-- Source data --

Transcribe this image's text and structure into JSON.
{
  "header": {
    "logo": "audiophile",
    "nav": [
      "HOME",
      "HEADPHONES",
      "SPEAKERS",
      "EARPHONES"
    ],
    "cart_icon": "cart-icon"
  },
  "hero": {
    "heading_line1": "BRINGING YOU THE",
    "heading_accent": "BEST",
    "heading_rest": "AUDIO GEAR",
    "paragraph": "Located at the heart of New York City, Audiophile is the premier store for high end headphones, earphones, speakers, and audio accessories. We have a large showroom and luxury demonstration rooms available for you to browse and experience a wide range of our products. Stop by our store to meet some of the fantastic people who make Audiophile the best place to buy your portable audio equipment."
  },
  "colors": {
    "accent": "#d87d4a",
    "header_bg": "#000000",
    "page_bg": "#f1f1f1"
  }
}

-- PROBLEM TO SOLVE --
Write the listing out again, exactly as shown above.

-- FINAL RESULT --
Transcribe this image's text and structure into JSON.
{
  "header": {
    "logo": "audiophile",
    "nav": [
      "HOME",
      "HEADPHONES",
      "SPEAKERS",
      "EARPHONES"
    ],
    "cart_icon": "cart-icon"
  },
  "hero": {
    "heading_line1": "BRINGING YOU THE",
    "heading_accent": "BEST",
    "heading_rest": "AUDIO GEAR",
    "paragraph": "Located at the heart of New York City, Audiophile is the premier store for high end headphones, earphones, speakers, and audio accessories. We have a large showroom and luxury demonstration rooms available for you to browse and experience a wide range of our products. Stop by our store to meet some of the fantastic people who make Audiophile the best place to buy your portable audio equipment."
  },
  "colors": {
    "accent": "#d87d4a",
    "header_bg": "#000000",
    "page_bg": "#f1f1f1"
  }
}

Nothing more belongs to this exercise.